§ **DOCUMENT PASSAGE**:
Finally, the manipulator, or mutinous; the leader must be watchful of this person’s actions at all times and try to remove him from the group if possible. A manipulator’s agenda is to overthrow the leader and gain his power or befriend the leader and make him into a puppet. The manipulator will infect the minds of the group members with distorted truth and negative thoughts about the leader. He will try to convince them that they are slaves for the leader and he does not truly care about them or their well being, or he will try to become and advisor to the leader, always giving him the wrong advice and causing the group to fail until the opportunity for him to seize power arises. Another possibility is he will blackmail the leader and use that to force the leader to bend to his will. Regardless, the leader must be very cautious in dealing with this person.

A need is a want, a requirement, or the lack of something that would be useful in a person’s life. A group’s needs are indicative of the individual members’ needs and the work that they are doing; thus the leader must understand what his group needs to continue working efficiently. This point is easily illustrated by Abraham Maslow’s hierarchy of needs model. Maslow used the following model to indicate that a person has five levels of needs which they need to satisfy in order to work well and feel confident.

Stage 1: Physiological needs – eat, sleep, water, supplies, work space

Stage 2: Safety needs – financial, economic, physical, future

Stage 3: Social needs – acceptance by the group and the leader

Stage 4: Esteem needs – status, self-respect, independence, purpose

Stage 5: Self-actualization needs – achievement, reach potential, confidence, goals

When the group members appear to be suffering, pre-occupied, or not performing at their peak; the leader should consider this model in deciding where some of their needs may not have been met lately.

§ **DATA EXCERPTS**:
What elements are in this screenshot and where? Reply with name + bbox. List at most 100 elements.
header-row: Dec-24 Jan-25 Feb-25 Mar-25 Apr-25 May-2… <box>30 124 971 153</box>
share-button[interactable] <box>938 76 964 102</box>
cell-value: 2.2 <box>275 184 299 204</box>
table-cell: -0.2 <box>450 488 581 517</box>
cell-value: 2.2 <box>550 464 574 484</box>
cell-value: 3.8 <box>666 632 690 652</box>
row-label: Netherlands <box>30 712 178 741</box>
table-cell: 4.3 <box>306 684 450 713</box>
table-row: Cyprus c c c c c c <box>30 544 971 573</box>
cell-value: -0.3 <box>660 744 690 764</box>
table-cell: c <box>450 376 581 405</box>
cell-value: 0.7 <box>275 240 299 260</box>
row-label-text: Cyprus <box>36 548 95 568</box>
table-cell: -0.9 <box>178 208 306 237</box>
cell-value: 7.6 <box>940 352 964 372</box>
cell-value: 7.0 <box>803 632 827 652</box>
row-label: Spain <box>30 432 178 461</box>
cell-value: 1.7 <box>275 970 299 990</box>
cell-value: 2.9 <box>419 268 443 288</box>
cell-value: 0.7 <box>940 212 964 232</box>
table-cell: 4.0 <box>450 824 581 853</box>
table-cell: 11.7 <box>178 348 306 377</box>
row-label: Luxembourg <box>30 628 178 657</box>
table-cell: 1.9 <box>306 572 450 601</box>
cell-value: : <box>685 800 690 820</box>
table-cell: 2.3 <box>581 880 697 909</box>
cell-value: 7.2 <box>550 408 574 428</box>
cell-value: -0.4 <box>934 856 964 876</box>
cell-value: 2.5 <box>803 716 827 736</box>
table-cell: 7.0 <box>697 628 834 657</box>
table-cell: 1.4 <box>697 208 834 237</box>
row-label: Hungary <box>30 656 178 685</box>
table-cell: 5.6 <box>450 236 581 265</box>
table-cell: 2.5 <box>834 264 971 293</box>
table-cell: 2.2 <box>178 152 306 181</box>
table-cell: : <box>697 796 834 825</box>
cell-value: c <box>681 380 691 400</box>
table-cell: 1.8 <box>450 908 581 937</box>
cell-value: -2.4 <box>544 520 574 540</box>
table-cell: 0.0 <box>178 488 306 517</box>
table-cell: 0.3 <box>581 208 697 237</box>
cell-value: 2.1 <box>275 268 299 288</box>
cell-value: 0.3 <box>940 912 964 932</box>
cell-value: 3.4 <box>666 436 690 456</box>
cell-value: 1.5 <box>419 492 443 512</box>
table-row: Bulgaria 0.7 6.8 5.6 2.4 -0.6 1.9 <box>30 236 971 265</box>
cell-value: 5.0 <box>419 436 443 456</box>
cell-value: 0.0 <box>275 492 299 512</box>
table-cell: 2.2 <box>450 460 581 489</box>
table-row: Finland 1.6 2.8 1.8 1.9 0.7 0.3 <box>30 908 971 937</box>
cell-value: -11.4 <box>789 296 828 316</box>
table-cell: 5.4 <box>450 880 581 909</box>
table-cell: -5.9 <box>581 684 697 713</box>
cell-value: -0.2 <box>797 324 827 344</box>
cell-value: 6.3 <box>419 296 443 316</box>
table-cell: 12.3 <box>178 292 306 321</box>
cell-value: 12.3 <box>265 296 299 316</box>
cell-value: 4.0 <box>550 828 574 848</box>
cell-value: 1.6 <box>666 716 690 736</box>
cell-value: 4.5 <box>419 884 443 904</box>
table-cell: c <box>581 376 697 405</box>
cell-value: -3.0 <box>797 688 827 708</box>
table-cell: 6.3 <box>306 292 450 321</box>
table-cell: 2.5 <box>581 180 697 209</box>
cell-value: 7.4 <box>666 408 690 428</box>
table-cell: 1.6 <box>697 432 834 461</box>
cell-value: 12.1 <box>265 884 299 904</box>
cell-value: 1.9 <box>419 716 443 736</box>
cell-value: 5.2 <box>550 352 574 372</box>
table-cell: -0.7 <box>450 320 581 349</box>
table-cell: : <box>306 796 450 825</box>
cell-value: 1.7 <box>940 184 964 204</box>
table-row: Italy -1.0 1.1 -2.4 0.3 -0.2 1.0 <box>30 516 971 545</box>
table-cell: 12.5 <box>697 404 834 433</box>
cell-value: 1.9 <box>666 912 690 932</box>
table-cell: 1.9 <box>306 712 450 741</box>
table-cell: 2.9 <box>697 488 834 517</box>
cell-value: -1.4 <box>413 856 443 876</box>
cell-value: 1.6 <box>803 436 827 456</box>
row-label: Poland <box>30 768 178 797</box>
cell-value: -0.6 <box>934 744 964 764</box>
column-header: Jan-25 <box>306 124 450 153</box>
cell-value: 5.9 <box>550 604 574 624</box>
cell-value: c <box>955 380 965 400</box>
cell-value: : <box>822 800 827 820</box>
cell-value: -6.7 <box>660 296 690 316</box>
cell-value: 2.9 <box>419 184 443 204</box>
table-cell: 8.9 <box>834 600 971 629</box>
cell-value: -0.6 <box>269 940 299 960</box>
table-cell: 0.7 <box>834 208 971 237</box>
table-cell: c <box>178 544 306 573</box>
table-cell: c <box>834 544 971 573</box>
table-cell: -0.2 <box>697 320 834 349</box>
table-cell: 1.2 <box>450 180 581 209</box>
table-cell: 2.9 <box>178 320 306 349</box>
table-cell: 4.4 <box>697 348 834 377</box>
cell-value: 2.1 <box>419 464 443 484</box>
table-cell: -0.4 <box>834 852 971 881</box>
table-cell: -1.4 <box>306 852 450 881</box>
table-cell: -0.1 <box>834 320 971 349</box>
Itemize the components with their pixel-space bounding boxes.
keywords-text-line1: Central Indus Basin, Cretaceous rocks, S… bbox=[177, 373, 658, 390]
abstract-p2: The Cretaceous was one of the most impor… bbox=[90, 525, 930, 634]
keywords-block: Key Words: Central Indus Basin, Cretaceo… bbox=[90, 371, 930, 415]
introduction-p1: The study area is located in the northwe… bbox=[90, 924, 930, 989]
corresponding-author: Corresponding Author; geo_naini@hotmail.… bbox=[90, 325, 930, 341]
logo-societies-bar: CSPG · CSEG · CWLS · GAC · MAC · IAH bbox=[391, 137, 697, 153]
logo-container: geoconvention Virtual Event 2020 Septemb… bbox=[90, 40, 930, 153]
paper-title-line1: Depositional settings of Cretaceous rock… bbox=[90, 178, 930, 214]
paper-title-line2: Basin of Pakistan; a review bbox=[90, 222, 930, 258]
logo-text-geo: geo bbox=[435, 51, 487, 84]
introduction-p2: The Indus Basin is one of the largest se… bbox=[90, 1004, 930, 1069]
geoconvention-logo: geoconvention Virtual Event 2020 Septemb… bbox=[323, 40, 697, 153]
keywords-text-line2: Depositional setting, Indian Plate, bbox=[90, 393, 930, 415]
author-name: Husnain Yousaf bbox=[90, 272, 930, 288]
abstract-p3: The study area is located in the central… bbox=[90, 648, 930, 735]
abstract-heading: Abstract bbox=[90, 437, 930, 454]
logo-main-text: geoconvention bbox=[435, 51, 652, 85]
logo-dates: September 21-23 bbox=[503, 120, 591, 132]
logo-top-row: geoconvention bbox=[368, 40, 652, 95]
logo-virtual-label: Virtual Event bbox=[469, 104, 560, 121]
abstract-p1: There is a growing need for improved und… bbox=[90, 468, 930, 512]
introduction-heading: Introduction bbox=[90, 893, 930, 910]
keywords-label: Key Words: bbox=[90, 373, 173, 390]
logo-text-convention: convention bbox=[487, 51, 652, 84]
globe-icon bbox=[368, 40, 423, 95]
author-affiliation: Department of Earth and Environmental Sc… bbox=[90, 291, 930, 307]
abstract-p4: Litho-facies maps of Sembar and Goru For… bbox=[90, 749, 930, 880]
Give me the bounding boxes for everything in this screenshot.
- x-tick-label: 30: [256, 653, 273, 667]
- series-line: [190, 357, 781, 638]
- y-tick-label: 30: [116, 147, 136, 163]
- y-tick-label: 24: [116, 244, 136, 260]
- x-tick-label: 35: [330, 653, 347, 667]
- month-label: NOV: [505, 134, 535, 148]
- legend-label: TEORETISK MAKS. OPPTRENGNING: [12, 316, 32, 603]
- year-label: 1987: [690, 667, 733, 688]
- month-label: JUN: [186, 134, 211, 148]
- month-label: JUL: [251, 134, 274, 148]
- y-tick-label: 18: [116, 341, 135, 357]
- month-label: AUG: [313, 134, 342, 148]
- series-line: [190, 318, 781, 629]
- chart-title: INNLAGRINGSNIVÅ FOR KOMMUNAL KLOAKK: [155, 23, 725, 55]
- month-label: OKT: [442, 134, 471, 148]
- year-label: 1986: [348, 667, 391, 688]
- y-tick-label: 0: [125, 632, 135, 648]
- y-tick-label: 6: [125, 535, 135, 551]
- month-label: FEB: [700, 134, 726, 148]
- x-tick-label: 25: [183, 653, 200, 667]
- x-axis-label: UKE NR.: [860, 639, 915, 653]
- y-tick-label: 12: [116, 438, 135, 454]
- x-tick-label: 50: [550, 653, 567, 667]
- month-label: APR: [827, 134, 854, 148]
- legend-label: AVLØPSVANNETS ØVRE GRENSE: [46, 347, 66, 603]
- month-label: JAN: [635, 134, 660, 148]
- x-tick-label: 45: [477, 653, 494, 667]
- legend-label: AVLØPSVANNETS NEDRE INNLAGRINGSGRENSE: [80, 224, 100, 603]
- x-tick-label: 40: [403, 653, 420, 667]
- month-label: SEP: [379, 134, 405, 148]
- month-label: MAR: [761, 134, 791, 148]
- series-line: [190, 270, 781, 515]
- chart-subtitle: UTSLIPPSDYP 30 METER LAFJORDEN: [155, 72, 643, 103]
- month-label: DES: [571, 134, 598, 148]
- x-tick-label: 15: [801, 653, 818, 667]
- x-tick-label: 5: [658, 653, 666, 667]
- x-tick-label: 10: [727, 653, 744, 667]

§ **EXERCISE INSTRUCTIONS**:
a) In the passage on group leadership and needs, replace "efficiently" with "effectively" and write out the part starting with "A need is a" and going on through "and feel confident.".
b) Extend the passage on group leadership and needs past its final sentence.

§ **RESPONSES BY ITEM NUMBER**:
a)
A need is a want, a requirement, or the lack of something that would be useful in a person’s life. A group’s needs are indicative of the individual members’ needs and the work that they are doing; thus the leader must understand what his group needs to continue working effectively. This point is easily illustrated by Abraham Maslow’s hierarchy of needs model. Maslow used the following model to indicate that a person has five levels of needs which they need to satisfy in order to work well and feel confident.

b)
I’m glad to say that during my internship I did not have any manipulators, but I did have one extreme case of an overly-zealous person. He was always early, wanted to leave exactly at the end of his shift, and became very upset if he could not go on break at exactly 4 and a half hours into his shift. While this irritated me, I knew that he was concerned about the minor labor laws and I had to comply. I quickly realized that if I did not have a position for him to go to immediately, he would stand wherever was most inconvenient for me and want to talk about the park’s policy and procedures or tell me about some rule breaker he recently caught. He often expressed to me his disapproval for the ineptness of the other crew members and their lack of commitment for their jobs. If he felt I wasn’t going to do anything about it, then he would take it upon himself to reprimand the crew member. All my crew members quickly came to resent him and complained about his attitude often. To help the situation, I gave him more tasks where he could work by himself. This eased the crew’s tension, but his attitude never improved, and neither did his relationship with the rest of the crew.

I made two attempts to discuss his actions with him, but during both, he began to quote his duties from the training manual in his defense and inquired as to why I wanted him to disregard his original training. I decided then that he was too headstrong and dedicated to the letter of the law that I could only utilize his abilities and trying to change his attitude would require too much effort.

Aside from this, my crew’s needs were simple. They needed water, protection from the sun and heat, breaks, security from the guests, comradery with their fellow crew members, and praise and respect from their supervisors. If I could provide these in decent amounts, then they felt confident and had the potential to succeed.